As I explained in my last post, starting a conversation with someone to try and convert them is both rude and stupid. It is rude because society decides what is rude, and it decided that trying to change someone’s mind about something they have not given you authority to try to change is rude. It is stupid because trying to change someone’s mind rudely is not likely to get you very far. Further, rudeness is perceived, to put it in Christian terms, as a mild sin. In being rude for this purpose, Americans hear “I think that I can be a little bit evil for God’s benefit.” Unfortunately, this is the default model!
At this point, someone who supports these modes of evangelism is likely to bring up someone they know, or heard about, who became a Christian through something like this. One of the following is true of that story: a) it happened to someone born before 1980, b) the conversation went more like what I’ll suggest below, or c) it didn’t actually go down the way the speaker thinks it did.
If you want to tell people about Jesus (and you should, He’s pretty swell), then try the following method (also known as a conversation):
1) Wait for religion to come up in conversation. It will, particularly if you aren’t a jackass. People want to hear what you have to say. You can’t bring it up, because you’re a Christian, and people are sick and tired of Christians arrogantly telling them what to think. If you bring up Christianity out of the blue, no one will hear anything you say.
2) When it comes up at first, treat it like any other topic, not like you’re trying to convince that cheerleader to go out with you. Treat it the same way society demands you discuss religion: as a personal option. It’s what Paul did, so hear me out. For example, it’s likely that the topic might come up because a co-worker finds out you go to church. Maybe they say “oh, you go to church?” or, “Oh, so you’re a Christian?” You could respond “Yeah, it’s really working for me,” or “yeah, I get a lot of meaning out of it.” This communicates that it’s important to you, and it might be something of value. However, it’s not pushy, and it’s not threatening.

GIVEN EXERCISE A
Transcribe the passage of the evangelism post that begins at the words "At this point, someone" and stops after "anything you say.".
GIVEN EXERCISE B
Go on with the post about evangelism and conversation, picking up after its last sentence.

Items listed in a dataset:

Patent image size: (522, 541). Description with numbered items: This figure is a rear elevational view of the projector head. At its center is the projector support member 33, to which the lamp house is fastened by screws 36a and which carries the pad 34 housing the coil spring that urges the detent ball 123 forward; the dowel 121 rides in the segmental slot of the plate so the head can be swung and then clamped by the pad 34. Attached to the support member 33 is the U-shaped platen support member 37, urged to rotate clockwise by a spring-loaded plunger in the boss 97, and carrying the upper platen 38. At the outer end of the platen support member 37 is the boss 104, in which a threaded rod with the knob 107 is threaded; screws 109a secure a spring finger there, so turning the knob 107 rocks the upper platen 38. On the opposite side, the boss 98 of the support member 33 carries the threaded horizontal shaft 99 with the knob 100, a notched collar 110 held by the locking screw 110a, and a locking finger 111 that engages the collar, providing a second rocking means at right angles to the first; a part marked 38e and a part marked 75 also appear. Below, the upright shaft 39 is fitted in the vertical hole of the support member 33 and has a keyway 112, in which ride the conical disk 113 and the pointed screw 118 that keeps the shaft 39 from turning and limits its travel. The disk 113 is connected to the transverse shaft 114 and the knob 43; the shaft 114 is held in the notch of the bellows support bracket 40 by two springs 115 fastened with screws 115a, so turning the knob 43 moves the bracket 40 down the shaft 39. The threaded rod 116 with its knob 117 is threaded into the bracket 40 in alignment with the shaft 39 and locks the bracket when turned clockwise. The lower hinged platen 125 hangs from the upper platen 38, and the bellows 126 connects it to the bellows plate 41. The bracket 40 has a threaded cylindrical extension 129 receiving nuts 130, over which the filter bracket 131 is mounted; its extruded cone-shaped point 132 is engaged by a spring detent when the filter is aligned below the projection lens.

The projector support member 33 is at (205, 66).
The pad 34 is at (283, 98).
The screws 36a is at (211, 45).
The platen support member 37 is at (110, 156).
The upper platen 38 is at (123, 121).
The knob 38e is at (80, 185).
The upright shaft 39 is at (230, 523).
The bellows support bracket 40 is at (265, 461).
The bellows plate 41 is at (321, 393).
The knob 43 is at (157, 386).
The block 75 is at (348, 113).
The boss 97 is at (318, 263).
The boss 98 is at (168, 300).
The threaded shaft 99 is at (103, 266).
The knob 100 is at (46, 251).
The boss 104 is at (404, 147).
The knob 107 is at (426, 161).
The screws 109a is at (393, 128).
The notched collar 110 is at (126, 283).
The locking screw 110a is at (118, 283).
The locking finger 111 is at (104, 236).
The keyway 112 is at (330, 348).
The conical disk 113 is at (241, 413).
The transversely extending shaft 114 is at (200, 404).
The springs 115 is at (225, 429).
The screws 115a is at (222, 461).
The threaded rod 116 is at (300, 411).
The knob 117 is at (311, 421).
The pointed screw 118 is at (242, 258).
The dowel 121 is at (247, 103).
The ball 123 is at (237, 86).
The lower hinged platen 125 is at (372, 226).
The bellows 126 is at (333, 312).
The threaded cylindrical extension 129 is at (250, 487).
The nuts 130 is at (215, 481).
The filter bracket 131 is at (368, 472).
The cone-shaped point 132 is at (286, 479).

EXERCISE ANSWER A
At this point, someone who supports these modes of evangelism is likely to bring up someone they know, or heard about, who became a Christian through something like this. One of the following is true of that story: a) it happened to someone born before 1980, b) the conversation went more like what I’ll suggest below, or c) it didn’t actually go down the way the speaker thinks it did.
If you want to tell people about Jesus (and you should, He’s pretty swell), then try the following method (also known as a conversation):
1) Wait for religion to come up in conversation. It will, particularly if you aren’t a jackass. People want to hear what you have to say. You can’t bring it up, because you’re a Christian, and people are sick and tired of Christians arrogantly telling them what to think. If you bring up Christianity out of the blue, no one will hear anything you say.

EXERCISE ANSWER B
3) Don’t bring it up again. Eventually, if and when they get curious, they will ask you something about your faith. At this point, they knew what they were getting into, so it’s OK to be a little wordier, but be careful not to railroad them. Answer their question, try and engage them. You know, like you do in every other normal conversation. Be very, very sensitive to them. When their curiosity ends, so does the conversation. You don’t want to be re-labeled the arrogant Christian! Kiss of death, folks.
4) Over time, as this repeats a couple of times, it will become clear your co-worker is interested enough in your faith that you can share with them quite openly. It is at this point that the knowledge you gain in evangelism classes might become useful.
Many of your co-workers will never become very interested. That’s fine: it’s not your problem. It’s not your problem to generate interest in God, it is God’s job (John 6:44). It is God’s job to change hearts, and it is your job to be an available tool, on the off-chance God needs one. Most of the time, the most you can hope for is to not give God another mess to clean up, to not throw more stones on slowly softening soil. Occasionally, when you are invited to discuss your faith, be sensitive to the Holy Spirit, and don’t forget the world you actually live in.